DIRECTIONS |
Below are the records. List every line holding the word "templates".
==== EXTRACTED INFORMATION
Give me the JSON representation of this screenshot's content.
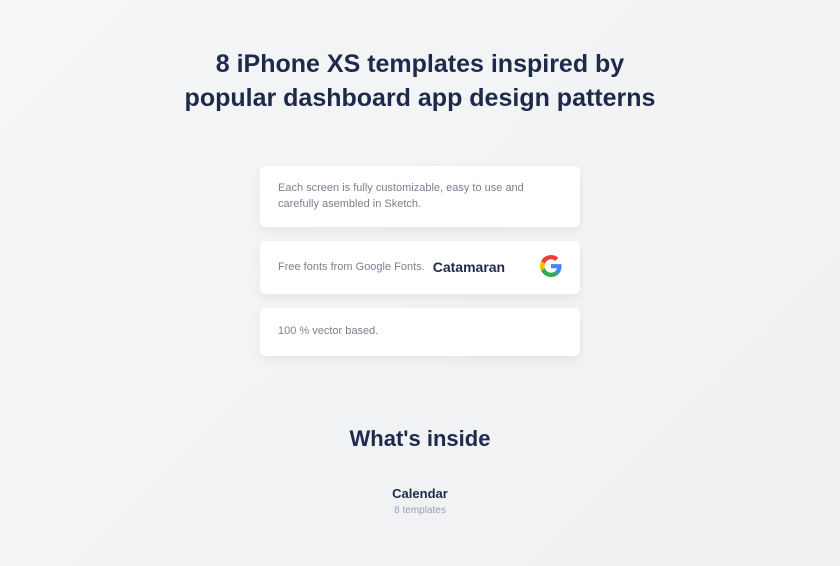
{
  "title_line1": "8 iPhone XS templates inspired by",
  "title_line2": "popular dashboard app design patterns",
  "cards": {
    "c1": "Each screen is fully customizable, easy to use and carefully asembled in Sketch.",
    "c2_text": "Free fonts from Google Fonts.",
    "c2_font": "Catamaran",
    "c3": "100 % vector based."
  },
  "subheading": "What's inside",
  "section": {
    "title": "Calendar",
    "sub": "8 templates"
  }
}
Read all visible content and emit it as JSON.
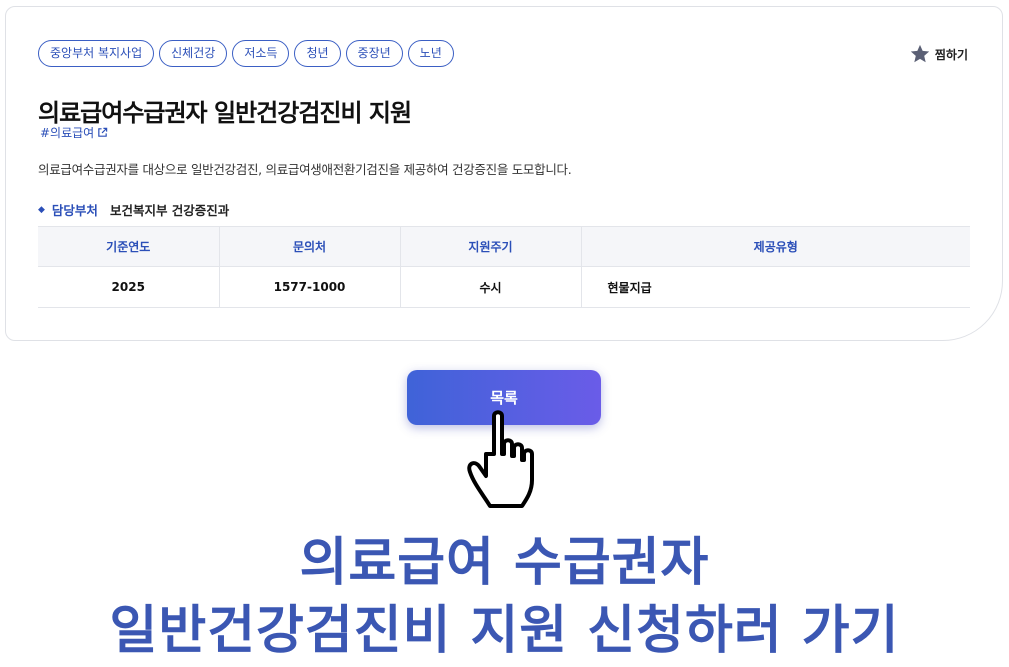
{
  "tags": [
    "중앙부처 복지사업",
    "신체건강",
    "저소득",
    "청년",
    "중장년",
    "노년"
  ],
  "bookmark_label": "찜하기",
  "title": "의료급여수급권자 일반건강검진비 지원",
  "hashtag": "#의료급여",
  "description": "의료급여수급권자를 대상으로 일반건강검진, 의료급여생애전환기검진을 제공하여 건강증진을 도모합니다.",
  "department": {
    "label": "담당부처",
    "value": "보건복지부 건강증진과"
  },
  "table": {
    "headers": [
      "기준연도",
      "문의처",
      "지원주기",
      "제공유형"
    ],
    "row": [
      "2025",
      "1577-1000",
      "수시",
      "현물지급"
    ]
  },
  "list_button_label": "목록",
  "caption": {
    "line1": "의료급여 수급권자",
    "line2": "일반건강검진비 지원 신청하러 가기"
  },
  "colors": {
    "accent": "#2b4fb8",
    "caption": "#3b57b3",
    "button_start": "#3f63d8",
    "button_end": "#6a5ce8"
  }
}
========
COMPLETE ANSWER |
  "title_line1": "8 iPhone XS templates inspired by",
    "sub": "8 templates"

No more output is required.